Figure dataset records:
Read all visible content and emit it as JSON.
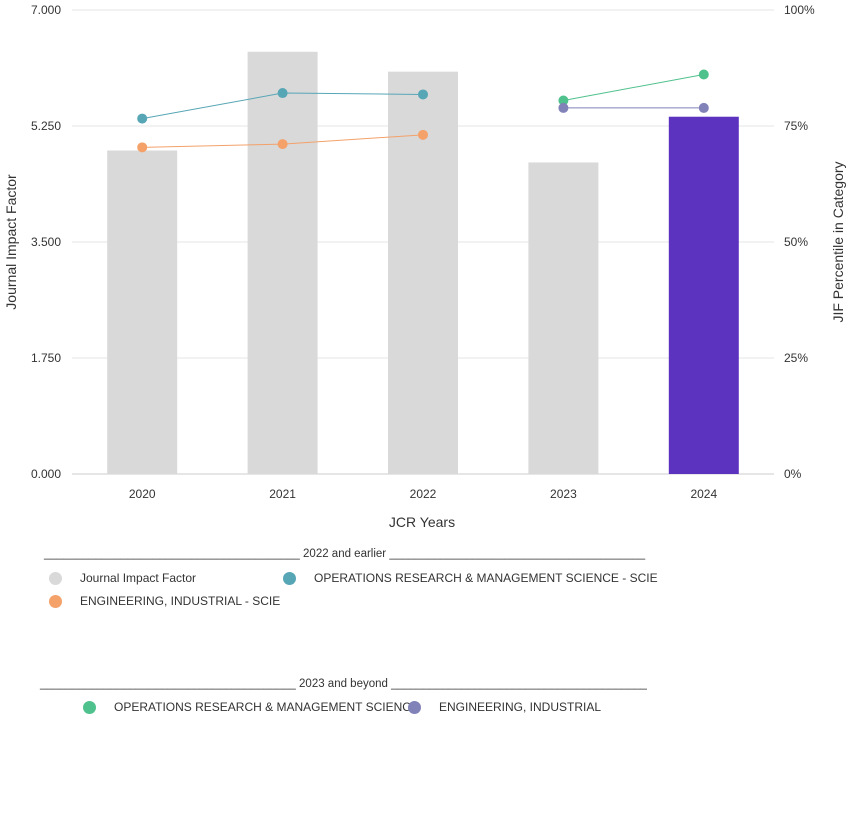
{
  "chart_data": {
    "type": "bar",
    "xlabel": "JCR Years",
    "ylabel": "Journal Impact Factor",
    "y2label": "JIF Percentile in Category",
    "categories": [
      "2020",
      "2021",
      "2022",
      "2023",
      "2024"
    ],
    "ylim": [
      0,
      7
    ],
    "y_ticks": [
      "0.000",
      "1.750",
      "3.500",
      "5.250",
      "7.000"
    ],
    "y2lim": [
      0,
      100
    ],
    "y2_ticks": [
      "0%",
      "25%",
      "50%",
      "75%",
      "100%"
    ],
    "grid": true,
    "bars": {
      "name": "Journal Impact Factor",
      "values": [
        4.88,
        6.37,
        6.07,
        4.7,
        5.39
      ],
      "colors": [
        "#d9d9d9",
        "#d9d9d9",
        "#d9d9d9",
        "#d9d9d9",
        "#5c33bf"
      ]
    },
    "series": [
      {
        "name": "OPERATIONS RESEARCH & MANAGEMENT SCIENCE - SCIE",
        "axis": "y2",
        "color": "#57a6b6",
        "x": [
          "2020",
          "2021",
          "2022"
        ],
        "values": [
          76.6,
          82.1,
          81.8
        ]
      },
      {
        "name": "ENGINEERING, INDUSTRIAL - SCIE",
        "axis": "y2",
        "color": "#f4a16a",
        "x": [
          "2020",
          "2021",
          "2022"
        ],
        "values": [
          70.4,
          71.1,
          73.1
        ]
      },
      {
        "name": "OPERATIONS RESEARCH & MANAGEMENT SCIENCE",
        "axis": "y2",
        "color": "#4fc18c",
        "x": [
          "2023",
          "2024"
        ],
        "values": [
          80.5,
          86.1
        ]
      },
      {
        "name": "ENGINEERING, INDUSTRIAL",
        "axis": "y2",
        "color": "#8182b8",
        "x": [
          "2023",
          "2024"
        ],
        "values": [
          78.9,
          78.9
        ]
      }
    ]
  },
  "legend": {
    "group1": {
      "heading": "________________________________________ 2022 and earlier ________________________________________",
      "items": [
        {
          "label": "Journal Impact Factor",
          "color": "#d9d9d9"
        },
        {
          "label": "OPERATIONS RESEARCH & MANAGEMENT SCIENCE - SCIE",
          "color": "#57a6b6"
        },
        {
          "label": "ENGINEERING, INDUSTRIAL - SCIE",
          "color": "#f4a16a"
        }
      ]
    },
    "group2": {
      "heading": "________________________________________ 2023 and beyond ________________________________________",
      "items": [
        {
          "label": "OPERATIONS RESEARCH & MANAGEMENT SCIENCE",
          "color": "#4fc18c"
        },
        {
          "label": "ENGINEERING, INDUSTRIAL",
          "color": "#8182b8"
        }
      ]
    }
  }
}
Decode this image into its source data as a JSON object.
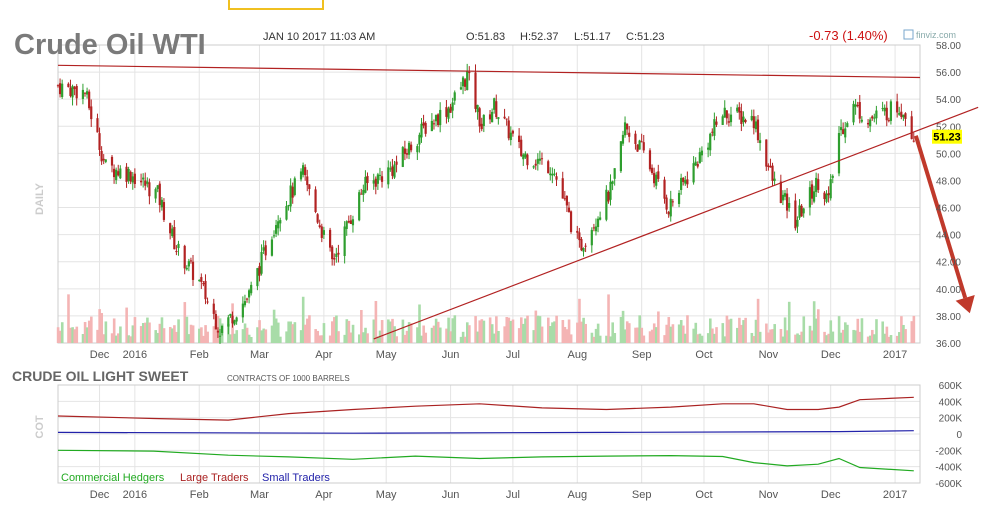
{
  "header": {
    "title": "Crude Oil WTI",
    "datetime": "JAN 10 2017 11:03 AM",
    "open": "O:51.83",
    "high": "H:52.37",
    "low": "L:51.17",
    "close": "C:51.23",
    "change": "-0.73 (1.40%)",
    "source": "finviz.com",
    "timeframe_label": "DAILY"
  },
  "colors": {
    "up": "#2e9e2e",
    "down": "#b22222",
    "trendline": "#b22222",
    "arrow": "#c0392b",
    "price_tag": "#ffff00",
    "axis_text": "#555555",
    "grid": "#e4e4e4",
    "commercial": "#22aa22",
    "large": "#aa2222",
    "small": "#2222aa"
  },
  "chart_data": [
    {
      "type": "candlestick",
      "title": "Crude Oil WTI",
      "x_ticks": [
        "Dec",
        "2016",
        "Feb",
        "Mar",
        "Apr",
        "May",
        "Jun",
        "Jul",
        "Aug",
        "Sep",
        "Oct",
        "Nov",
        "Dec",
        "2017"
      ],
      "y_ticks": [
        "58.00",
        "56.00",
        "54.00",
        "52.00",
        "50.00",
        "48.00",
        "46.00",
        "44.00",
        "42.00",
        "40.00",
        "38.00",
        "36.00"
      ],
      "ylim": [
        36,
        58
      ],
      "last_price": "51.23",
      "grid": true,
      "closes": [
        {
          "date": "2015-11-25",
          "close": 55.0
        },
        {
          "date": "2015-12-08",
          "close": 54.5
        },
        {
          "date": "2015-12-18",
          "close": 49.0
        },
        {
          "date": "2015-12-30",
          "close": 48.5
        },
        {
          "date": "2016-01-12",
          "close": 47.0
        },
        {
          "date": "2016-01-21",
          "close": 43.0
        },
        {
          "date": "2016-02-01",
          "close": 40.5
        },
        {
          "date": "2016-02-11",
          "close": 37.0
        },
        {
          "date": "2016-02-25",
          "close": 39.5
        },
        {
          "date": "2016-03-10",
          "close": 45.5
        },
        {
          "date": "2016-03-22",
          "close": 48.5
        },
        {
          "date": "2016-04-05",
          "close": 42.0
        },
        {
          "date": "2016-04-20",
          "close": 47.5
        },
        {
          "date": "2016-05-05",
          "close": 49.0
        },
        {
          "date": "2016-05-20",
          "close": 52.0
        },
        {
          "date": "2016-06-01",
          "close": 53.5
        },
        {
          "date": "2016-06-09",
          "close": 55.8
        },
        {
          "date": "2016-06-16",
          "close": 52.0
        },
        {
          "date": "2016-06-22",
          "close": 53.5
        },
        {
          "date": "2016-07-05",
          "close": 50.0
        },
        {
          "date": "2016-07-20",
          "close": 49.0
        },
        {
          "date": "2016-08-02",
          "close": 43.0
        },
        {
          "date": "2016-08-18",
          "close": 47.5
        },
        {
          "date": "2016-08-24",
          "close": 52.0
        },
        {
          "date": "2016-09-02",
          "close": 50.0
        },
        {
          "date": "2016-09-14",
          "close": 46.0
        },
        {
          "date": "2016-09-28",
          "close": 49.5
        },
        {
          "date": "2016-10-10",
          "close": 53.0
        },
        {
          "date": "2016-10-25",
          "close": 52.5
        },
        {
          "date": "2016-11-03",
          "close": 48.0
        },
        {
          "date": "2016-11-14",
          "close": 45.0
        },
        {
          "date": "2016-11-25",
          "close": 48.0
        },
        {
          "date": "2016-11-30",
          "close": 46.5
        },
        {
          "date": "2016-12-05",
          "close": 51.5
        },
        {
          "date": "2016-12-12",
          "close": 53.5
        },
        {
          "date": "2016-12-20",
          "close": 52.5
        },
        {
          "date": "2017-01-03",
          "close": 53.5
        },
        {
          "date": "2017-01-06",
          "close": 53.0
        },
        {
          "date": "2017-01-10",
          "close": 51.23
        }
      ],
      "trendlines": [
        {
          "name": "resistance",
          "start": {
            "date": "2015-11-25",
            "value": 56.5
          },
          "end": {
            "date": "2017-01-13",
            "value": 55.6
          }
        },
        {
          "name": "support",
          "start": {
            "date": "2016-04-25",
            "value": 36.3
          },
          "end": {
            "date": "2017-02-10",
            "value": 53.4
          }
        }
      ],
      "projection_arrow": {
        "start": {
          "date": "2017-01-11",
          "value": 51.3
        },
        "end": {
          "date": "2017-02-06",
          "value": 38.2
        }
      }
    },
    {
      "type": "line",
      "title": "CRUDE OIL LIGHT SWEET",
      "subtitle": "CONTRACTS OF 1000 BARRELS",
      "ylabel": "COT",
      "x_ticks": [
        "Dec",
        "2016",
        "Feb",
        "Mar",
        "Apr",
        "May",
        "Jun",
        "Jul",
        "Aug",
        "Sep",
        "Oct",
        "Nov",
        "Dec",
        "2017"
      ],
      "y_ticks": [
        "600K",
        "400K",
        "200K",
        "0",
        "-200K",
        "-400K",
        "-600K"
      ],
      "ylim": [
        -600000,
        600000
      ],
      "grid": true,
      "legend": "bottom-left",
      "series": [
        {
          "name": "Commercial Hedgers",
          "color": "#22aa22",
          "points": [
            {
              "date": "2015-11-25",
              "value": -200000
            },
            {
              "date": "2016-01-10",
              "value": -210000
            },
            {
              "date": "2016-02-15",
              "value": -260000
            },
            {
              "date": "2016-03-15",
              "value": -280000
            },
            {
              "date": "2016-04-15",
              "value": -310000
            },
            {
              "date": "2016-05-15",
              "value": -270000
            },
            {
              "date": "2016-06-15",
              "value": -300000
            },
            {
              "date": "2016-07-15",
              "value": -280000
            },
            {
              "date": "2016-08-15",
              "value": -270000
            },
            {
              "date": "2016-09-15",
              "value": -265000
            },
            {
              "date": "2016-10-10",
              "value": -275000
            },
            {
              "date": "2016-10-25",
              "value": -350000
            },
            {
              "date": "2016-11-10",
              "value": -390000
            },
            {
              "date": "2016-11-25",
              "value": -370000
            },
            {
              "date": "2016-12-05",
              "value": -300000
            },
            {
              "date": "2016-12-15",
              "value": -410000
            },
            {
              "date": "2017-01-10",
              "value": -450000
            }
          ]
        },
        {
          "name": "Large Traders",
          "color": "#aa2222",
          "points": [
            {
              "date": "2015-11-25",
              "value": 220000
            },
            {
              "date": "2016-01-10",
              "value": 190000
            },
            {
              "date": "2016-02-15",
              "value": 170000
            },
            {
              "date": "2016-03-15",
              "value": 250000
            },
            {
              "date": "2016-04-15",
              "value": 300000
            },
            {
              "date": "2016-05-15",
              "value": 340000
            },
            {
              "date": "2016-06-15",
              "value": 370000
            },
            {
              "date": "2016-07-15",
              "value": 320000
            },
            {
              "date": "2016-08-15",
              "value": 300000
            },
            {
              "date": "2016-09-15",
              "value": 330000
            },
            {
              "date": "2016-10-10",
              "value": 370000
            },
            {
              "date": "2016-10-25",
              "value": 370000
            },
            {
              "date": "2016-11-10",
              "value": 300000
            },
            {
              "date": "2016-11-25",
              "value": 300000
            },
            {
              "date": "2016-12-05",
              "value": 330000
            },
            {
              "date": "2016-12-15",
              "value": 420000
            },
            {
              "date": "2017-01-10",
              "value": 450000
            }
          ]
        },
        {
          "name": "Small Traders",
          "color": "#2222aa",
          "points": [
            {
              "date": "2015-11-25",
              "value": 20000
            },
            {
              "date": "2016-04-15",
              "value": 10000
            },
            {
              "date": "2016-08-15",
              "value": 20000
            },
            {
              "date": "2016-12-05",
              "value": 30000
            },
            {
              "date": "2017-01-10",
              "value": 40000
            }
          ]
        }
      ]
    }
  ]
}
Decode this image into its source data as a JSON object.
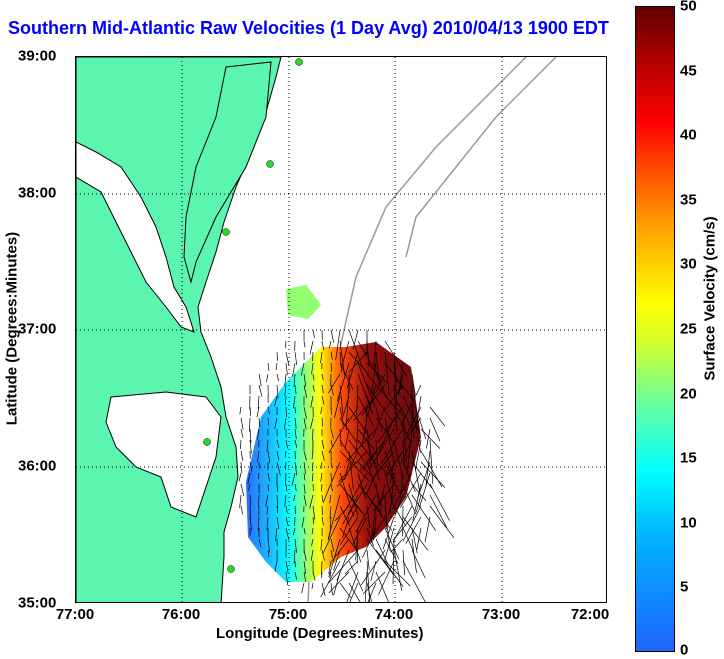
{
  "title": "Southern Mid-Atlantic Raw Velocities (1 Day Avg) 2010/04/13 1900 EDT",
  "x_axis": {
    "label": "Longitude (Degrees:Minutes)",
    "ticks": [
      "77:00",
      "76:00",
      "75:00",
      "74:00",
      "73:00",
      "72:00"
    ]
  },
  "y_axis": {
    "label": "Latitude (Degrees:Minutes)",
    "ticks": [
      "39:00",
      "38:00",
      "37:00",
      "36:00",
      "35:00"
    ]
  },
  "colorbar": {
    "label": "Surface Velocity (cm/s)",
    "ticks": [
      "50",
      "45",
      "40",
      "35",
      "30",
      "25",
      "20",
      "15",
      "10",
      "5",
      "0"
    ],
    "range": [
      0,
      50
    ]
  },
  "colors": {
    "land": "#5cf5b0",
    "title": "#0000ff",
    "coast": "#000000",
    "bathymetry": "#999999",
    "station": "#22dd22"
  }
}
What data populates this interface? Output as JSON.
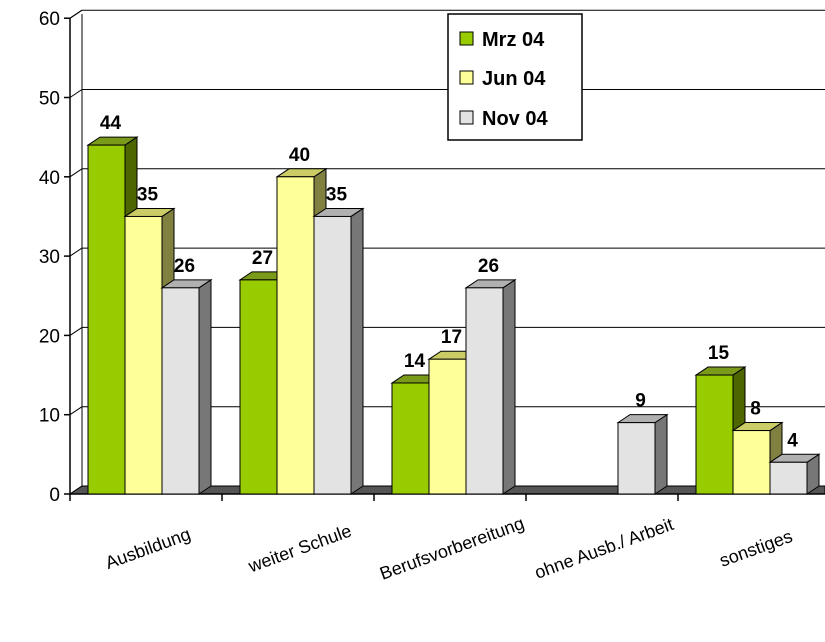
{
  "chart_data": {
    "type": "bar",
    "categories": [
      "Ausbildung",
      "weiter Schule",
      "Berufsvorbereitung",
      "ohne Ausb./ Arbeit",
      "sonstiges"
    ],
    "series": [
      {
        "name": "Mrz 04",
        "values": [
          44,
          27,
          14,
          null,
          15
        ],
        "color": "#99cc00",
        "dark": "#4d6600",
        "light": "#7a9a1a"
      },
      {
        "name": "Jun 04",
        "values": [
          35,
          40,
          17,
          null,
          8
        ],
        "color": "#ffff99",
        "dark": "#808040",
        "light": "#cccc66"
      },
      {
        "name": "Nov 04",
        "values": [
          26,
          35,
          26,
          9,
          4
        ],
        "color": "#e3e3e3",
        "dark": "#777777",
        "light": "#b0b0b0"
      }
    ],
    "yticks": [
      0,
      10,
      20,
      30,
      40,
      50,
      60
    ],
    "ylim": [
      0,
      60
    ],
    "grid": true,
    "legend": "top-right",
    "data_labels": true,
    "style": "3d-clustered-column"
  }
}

• _Instruction_: Among the lines of the material above, how many include the string "legend"? Report only that number.

• _Worked answer_: 3